### Tasks to carry out:
**1.** In the article about Muskrat Falls, on what date did Nalcor President and CEO Stan Marshall send a letter about Nalcor's plan to all three Indigenous groups?
**2.** Resume the news article about Muskrat Falls, writing on from its last sentence.

### Document section:
>>>

The NunatuKavut Community Council issued a statement Monday saying it expects an agreement with government on methylmercury mitigation at Muskrat Falls to be honoured.
Nalcor says it won’t lower the water levels at Muskrat Falls until mid-July so it can install safety equipment. But a deal between the province and three indigenous groups said the water levels were supposed to be lowered to normal levels in the spring.
Nunatsiavut issued a statement Friday saying it expects the deal to be honoured. NunatuKavut President Todd Russell released a statement of his own on Monday.
“Nalcor issued a public statement on June 12, stating that it would be releasing water from the Muskrat Falls reservoir in mid-July in order to install a safety boom across the Churchill River,” Russell said in his statement. “NCC staff were first made aware of these plans during an Independent Expert Advisory Committee planning meeting in mid-May and expressed our concerns to Nalcor at that time. Nalcor President and CEO Stan Marshall also forwarded a letter in regard to Nalcor’s plan to all three Indigenous groups on May 25th.

<<<

### Data provided:

>>>

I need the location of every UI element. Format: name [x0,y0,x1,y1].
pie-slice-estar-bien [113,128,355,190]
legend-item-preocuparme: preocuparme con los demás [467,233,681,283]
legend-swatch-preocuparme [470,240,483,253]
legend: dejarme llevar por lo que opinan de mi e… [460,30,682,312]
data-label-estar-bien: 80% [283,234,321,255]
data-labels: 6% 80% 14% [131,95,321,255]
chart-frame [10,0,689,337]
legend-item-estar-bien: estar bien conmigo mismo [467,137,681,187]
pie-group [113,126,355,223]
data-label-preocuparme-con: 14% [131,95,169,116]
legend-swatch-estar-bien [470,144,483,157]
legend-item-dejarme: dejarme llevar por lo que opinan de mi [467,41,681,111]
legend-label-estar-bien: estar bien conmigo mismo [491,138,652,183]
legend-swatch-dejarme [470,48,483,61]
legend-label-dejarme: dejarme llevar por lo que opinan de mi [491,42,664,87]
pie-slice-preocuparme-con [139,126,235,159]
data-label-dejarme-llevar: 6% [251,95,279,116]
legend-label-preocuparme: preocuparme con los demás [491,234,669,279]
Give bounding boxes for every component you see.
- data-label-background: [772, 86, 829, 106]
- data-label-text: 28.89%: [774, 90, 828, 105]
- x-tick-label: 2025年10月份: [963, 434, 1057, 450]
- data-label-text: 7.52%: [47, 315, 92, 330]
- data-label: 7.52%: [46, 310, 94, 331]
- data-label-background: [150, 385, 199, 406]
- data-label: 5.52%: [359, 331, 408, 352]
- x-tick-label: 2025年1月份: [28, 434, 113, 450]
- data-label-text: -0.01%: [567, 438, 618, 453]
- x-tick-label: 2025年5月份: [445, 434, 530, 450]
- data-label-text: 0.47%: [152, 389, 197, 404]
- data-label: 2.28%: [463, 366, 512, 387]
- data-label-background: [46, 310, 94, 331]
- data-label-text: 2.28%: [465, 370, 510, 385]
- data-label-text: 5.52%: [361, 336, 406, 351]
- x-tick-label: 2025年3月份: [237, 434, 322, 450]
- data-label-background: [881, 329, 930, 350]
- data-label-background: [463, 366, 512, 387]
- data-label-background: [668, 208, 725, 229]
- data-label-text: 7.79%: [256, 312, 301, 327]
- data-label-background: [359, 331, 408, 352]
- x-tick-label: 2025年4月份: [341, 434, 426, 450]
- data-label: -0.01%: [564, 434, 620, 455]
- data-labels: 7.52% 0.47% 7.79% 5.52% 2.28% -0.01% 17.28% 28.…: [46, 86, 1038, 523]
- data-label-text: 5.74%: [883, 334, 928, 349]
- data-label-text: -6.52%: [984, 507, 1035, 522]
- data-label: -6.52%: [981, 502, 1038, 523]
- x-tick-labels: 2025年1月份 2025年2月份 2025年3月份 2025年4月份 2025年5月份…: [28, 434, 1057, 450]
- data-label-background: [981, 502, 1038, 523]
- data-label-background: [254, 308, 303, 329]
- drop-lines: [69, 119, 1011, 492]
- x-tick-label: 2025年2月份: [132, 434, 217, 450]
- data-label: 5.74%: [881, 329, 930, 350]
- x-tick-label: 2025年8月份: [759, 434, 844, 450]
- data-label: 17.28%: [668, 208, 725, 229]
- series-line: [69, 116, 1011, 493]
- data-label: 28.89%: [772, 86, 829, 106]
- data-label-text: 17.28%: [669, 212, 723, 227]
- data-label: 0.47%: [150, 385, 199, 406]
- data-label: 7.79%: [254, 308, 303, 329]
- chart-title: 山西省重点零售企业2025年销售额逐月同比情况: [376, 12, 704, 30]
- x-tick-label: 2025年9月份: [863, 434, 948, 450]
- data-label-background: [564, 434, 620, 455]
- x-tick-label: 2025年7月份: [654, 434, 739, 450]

<<<

### Your responses:
**1.** May 25th

**2.**
“It is very disappointing that Nalcor did not acknowledge or address our concerns immediately so that our experts could appropriately review the data. This would help determine whether there would be elevated production of methylmercury as a result of prolonged impoundment during the spring months.
“The Nunatsiavut Government and NCC, in a joint letter to the Premier this past week, stated our expectation that the agreement on methylmercury mitigation reached during the October 26, 2016 meeting between Labrador’s three Indigenous groups and the Province of Newfoundland and Labrador be honoured. We have also been communicating and have held meetings with Nalcor officials on this issue.
“The health and well-being of Southern Inuit is NCC’s focus and priority. It is very important that the appropriate mitigation measures are taken to reduce the potential impact of methylmercury on Southern Inuit health and way of life.”